> _EXERCISE DETAILS_
Copy all of the material word for word, except for the pictures.
------
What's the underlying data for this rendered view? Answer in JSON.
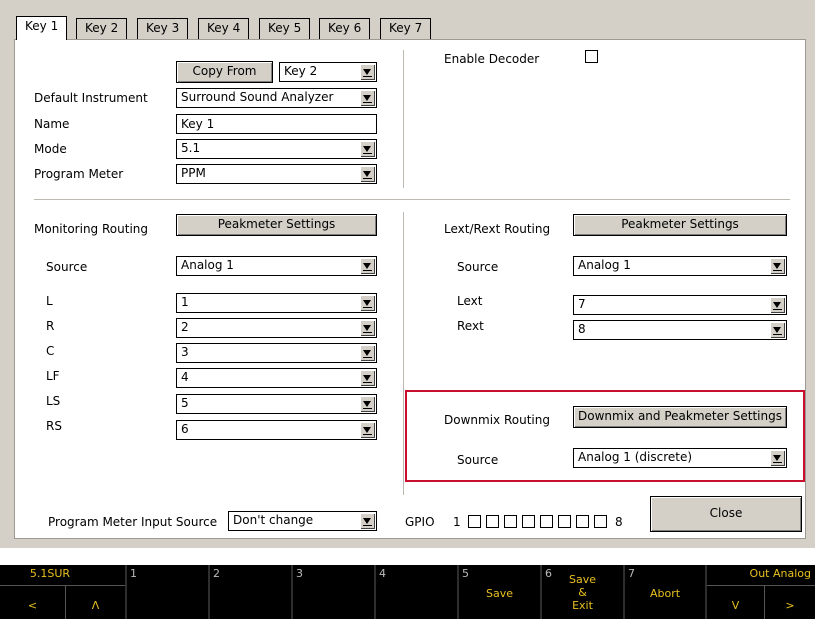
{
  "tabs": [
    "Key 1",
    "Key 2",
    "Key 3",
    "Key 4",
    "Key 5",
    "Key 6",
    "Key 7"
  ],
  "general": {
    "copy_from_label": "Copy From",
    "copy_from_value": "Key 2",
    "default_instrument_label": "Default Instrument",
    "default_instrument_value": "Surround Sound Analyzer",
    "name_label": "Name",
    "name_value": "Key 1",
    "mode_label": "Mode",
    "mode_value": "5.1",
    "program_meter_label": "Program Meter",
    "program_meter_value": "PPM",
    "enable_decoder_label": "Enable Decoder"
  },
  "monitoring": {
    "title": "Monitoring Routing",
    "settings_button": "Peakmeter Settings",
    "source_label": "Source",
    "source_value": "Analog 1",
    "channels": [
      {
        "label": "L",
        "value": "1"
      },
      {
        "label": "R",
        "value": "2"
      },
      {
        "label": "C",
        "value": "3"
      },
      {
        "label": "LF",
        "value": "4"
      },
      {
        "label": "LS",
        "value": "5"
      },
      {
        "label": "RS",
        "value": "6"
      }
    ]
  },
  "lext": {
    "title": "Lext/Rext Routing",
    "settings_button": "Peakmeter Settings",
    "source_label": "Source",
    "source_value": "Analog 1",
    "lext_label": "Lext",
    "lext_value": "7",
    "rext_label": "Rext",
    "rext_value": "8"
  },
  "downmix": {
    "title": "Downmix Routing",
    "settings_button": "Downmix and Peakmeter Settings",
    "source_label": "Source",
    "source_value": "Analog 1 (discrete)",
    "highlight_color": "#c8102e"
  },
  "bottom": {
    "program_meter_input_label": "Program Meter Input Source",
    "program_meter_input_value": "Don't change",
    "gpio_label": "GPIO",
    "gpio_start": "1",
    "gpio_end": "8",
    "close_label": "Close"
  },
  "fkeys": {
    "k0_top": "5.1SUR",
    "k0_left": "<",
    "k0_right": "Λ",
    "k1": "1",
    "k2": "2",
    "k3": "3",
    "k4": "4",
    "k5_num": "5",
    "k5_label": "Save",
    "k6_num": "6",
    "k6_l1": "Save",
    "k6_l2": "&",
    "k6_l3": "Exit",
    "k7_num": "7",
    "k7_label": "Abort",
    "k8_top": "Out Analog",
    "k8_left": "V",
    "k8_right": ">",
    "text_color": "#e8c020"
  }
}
------
> _TASK RESPONSE_
What's the underlying data for this rendered view? Answer in JSON.
{
  "tabs": [
    "Key 1",
    "Key 2",
    "Key 3",
    "Key 4",
    "Key 5",
    "Key 6",
    "Key 7"
  ],
  "general": {
    "copy_from_label": "Copy From",
    "copy_from_value": "Key 2",
    "default_instrument_label": "Default Instrument",
    "default_instrument_value": "Surround Sound Analyzer",
    "name_label": "Name",
    "name_value": "Key 1",
    "mode_label": "Mode",
    "mode_value": "5.1",
    "program_meter_label": "Program Meter",
    "program_meter_value": "PPM",
    "enable_decoder_label": "Enable Decoder"
  },
  "monitoring": {
    "title": "Monitoring Routing",
    "settings_button": "Peakmeter Settings",
    "source_label": "Source",
    "source_value": "Analog 1",
    "channels": [
      {
        "label": "L",
        "value": "1"
      },
      {
        "label": "R",
        "value": "2"
      },
      {
        "label": "C",
        "value": "3"
      },
      {
        "label": "LF",
        "value": "4"
      },
      {
        "label": "LS",
        "value": "5"
      },
      {
        "label": "RS",
        "value": "6"
      }
    ]
  },
  "lext": {
    "title": "Lext/Rext Routing",
    "settings_button": "Peakmeter Settings",
    "source_label": "Source",
    "source_value": "Analog 1",
    "lext_label": "Lext",
    "lext_value": "7",
    "rext_label": "Rext",
    "rext_value": "8"
  },
  "downmix": {
    "title": "Downmix Routing",
    "settings_button": "Downmix and Peakmeter Settings",
    "source_label": "Source",
    "source_value": "Analog 1 (discrete)",
    "highlight_color": "#c8102e"
  },
  "bottom": {
    "program_meter_input_label": "Program Meter Input Source",
    "program_meter_input_value": "Don't change",
    "gpio_label": "GPIO",
    "gpio_start": "1",
    "gpio_end": "8",
    "close_label": "Close"
  },
  "fkeys": {
    "k0_top": "5.1SUR",
    "k0_left": "<",
    "k0_right": "Λ",
    "k1": "1",
    "k2": "2",
    "k3": "3",
    "k4": "4",
    "k5_num": "5",
    "k5_label": "Save",
    "k6_num": "6",
    "k6_l1": "Save",
    "k6_l2": "&",
    "k6_l3": "Exit",
    "k7_num": "7",
    "k7_label": "Abort",
    "k8_top": "Out Analog",
    "k8_left": "V",
    "k8_right": ">",
    "text_color": "#e8c020"
  }
}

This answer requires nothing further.